→ Task brief: Express the lines below as a JSON list of strings, one string per line, leaving out blank lines.

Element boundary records
start

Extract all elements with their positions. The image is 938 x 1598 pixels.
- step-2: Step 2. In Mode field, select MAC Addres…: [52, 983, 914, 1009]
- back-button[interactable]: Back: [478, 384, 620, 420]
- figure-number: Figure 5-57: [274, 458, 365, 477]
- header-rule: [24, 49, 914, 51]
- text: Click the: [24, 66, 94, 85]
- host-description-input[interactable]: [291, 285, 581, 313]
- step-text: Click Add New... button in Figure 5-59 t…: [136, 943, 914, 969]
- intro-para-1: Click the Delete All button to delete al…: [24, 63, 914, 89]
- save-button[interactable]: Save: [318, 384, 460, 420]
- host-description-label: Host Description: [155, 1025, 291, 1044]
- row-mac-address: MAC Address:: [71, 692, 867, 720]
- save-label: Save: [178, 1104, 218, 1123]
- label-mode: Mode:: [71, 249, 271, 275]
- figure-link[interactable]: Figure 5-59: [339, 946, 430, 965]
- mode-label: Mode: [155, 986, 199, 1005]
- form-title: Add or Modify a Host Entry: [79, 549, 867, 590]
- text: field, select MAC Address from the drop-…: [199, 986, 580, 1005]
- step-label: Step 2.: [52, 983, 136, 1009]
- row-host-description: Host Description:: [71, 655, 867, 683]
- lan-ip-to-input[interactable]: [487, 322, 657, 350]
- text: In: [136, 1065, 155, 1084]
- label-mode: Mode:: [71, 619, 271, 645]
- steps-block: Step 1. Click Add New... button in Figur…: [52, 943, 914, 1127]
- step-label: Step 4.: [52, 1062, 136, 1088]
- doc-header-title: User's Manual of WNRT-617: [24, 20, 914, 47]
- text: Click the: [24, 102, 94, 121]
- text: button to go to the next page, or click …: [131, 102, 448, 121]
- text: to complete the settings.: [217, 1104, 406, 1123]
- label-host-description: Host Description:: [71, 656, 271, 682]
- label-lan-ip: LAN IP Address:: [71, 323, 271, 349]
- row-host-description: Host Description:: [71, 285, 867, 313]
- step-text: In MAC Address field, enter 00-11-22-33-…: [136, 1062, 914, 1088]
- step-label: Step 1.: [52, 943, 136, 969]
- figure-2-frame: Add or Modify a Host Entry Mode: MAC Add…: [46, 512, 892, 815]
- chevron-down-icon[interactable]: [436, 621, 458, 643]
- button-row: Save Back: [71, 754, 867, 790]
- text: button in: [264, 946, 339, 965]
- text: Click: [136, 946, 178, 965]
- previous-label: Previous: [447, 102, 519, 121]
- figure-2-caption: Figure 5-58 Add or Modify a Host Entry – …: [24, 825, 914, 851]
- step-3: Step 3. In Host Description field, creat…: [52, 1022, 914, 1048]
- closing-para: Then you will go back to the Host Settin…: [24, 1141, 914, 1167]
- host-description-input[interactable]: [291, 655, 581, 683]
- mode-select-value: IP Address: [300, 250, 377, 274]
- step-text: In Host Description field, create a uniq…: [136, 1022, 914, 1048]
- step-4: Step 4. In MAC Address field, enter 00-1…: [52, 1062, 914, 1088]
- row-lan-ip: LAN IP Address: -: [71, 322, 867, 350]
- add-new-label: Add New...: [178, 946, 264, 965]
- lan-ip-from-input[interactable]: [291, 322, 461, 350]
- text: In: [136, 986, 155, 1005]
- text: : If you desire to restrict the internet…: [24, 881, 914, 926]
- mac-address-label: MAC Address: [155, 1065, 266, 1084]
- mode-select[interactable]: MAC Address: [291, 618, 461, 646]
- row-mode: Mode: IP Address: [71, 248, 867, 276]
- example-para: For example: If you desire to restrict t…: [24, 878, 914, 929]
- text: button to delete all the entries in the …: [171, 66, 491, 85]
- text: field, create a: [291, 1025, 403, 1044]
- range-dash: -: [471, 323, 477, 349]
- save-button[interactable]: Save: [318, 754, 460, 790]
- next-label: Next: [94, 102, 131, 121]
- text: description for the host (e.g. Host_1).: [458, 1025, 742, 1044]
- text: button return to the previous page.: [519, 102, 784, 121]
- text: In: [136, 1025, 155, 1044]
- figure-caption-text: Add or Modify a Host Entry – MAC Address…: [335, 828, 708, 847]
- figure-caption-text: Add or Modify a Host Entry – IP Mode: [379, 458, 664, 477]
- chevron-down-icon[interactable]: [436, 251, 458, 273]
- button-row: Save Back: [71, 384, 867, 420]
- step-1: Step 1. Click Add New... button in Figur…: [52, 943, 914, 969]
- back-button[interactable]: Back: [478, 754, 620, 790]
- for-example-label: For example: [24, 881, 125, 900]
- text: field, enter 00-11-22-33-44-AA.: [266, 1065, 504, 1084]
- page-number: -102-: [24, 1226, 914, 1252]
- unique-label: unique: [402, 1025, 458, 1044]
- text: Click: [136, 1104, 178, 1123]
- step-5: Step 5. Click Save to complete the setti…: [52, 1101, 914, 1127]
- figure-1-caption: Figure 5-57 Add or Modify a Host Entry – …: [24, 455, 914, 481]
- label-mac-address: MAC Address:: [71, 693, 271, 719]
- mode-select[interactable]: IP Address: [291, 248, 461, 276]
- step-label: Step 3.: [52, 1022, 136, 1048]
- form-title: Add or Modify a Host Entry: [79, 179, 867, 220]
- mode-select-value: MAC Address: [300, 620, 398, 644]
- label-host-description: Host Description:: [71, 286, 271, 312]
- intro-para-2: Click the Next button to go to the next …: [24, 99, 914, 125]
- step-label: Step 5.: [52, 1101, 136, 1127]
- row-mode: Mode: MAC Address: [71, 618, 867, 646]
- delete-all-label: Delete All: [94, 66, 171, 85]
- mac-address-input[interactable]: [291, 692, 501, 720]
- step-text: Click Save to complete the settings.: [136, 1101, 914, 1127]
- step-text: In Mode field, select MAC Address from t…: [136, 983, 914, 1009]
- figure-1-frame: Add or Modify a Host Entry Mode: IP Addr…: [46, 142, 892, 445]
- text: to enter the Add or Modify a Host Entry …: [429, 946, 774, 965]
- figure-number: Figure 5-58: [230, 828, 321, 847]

end

→ Answer to the exercise:
[
  "Extract all elements with their positions. The image is 938 x 1598 pixels.",
  "- step-2: Step 2. In Mode field, select MAC Addres…: [52, 983, 914, 1009]",
  "- back-button[interactable]: Back: [478, 384, 620, 420]",
  "- figure-number: Figure 5-57: [274, 458, 365, 477]",
  "- header-rule: [24, 49, 914, 51]",
  "- text: Click the: [24, 66, 94, 85]",
  "- host-description-input[interactable]: [291, 285, 581, 313]",
  "- step-text: Click Add New... button in Figure 5-59 t…: [136, 943, 914, 969]",
  "- intro-para-1: Click the Delete All button to delete al…: [24, 63, 914, 89]",
  "- save-button[interactable]: Save: [318, 384, 460, 420]",
  "- host-description-label: Host Description: [155, 1025, 291, 1044]",
  "- row-mac-address: MAC Address:: [71, 692, 867, 720]",
  "- save-label: Save: [178, 1104, 218, 1123]",
  "- label-mode: Mode:: [71, 249, 271, 275]",
  "- figure-link[interactable]: Figure 5-59: [339, 946, 430, 965]",
  "- mode-label: Mode: [155, 986, 199, 1005]",
  "- form-title: Add or Modify a Host Entry: [79, 549, 867, 590]",
  "- text: field, select MAC Address from the drop-…: [199, 986, 580, 1005]",
  "- step-label: Step 2.: [52, 983, 136, 1009]",
  "- row-host-description: Host Description:: [71, 655, 867, 683]",
  "- lan-ip-to-input[interactable]: [487, 322, 657, 350]",
  "- text: In: [136, 1065, 155, 1084]",
  "- label-mode: Mode:: [71, 619, 271, 645]",
  "- steps-block: Step 1. Click Add New... button in Figur…: [52, 943, 914, 1127]",
  "- step-label: Step 4.: [52, 1062, 136, 1088]",
  "- doc-header-title: User's Manual of WNRT-617: [24, 20, 914, 47]",
  "- text: Click the: [24, 102, 94, 121]",
  "- text: button to go to the next page, or click …: [131, 102, 448, 121]",
  "- text: to complete the settings.: [217, 1104, 406, 1123]",
  "- label-host-description: Host Description:: [71, 656, 271, 682]",
  "- label-lan-ip: LAN IP Address:: [71, 323, 271, 349]",
  "- row-host-description: Host Description:: [71, 285, 867, 313]",
  "- step-text: In MAC Address field, enter 00-11-22-33-…: [136, 1062, 914, 1088]",
  "- step-label: Step 1.: [52, 943, 136, 969]",
  "- figure-2-frame: Add or Modify a Host Entry Mode: MAC Add…: [46, 512, 892, 815]",
  "- chevron-down-icon[interactable]: [436, 621, 458, 643]",
  "- button-row: Save Back: [71, 754, 867, 790]",
  "- text: button in: [264, 946, 339, 965]",
  "- text: Click: [136, 946, 178, 965]",
  "- previous-label: Previous: [447, 102, 519, 121]",
  "- figure-2-caption: Figure 5-58 Add or Modify a Host Entry – …: [24, 825, 914, 851]",
  "- step-3: Step 3. In Host Description field, creat…: [52, 1022, 914, 1048]",
  "- closing-para: Then you will go back to the Host Settin…: [24, 1141, 914, 1167]",
  "- host-description-input[interactable]: [291, 655, 581, 683]",
  "- mode-select-value: IP Address: [300, 250, 377, 274]",
  "- step-text: In Host Description field, create a uniq…: [136, 1022, 914, 1048]",
  "- step-4: Step 4. In MAC Address field, enter 00-1…: [52, 1062, 914, 1088]",
  "- row-lan-ip: LAN IP Address: -: [71, 322, 867, 350]",
  "- add-new-label: Add New...: [178, 946, 264, 965]",
  "- lan-ip-from-input[interactable]: [291, 322, 461, 350]",
  "- text: In: [136, 986, 155, 1005]",
  "- text: : If you desire to restrict the internet…: [24, 881, 914, 926]",
  "- mac-address-label: MAC Address: [155, 1065, 266, 1084]",
  "- mode-select[interactable]: MAC Address: [291, 618, 461, 646]",
  "- row-mode: Mode: IP Address: [71, 248, 867, 276]",
  "- example-para: For example: If you desire to restrict t…: [24, 878, 914, 929]",
  "- text: button to delete all the entries in the …: [171, 66, 491, 85]",
  "- text: field, create a: [291, 1025, 403, 1044]",
  "- range-dash: -: [471, 323, 477, 349]",
  "- save-button[interactable]: Save: [318, 754, 460, 790]",
  "- next-label: Next: [94, 102, 131, 121]",
  "- text: description for the host (e.g. Host_1).: [458, 1025, 742, 1044]",
  "- text: button return to the previous page.: [519, 102, 784, 121]",
  "- text: In: [136, 1025, 155, 1044]",
  "- figure-caption-text: Add or Modify a Host Entry – MAC Address…: [335, 828, 708, 847]",
  "- figure-caption-text: Add or Modify a Host Entry – IP Mode: [379, 458, 664, 477]",
  "- chevron-down-icon[interactable]: [436, 251, 458, 273]",
  "- button-row: Save Back: [71, 384, 867, 420]",
  "- step-1: Step 1. Click Add New... button in Figur…: [52, 943, 914, 969]",
  "- back-button[interactable]: Back: [478, 754, 620, 790]",
  "- for-example-label: For example: [24, 881, 125, 900]",
  "- text: field, enter 00-11-22-33-44-AA.: [266, 1065, 504, 1084]",
  "- page-number: -102-: [24, 1226, 914, 1252]",
  "- unique-label: unique: [402, 1025, 458, 1044]",
  "- text: Click: [136, 1104, 178, 1123]",
  "- step-5: Step 5. Click Save to complete the setti…: [52, 1101, 914, 1127]",
  "- figure-1-caption: Figure 5-57 Add or Modify a Host Entry – …: [24, 455, 914, 481]",
  "- label-mac-address: MAC Address:: [71, 693, 271, 719]",
  "- mode-select[interactable]: IP Address: [291, 248, 461, 276]",
  "- step-label: Step 3.: [52, 1022, 136, 1048]",
  "- form-title: Add or Modify a Host Entry: [79, 179, 867, 220]",
  "- mode-select-value: MAC Address: [300, 620, 398, 644]",
  "- label-host-description: Host Description:: [71, 286, 271, 312]",
  "- intro-para-2: Click the Next button to go to the next …: [24, 99, 914, 125]",
  "- step-label: Step 5.: [52, 1101, 136, 1127]",
  "- row-mode: Mode: MAC Address: [71, 618, 867, 646]",
  "- delete-all-label: Delete All: [94, 66, 171, 85]",
  "- mac-address-input[interactable]: [291, 692, 501, 720]",
  "- step-text: Click Save to complete the settings.: [136, 1101, 914, 1127]",
  "- step-text: In Mode field, select MAC Address from t…: [136, 983, 914, 1009]",
  "- figure-1-frame: Add or Modify a Host Entry Mode: IP Addr…: [46, 142, 892, 445]",
  "- text: to enter the Add or Modify a Host Entry …: [429, 946, 774, 965]",
  "- figure-number: Figure 5-58: [230, 828, 321, 847]"
]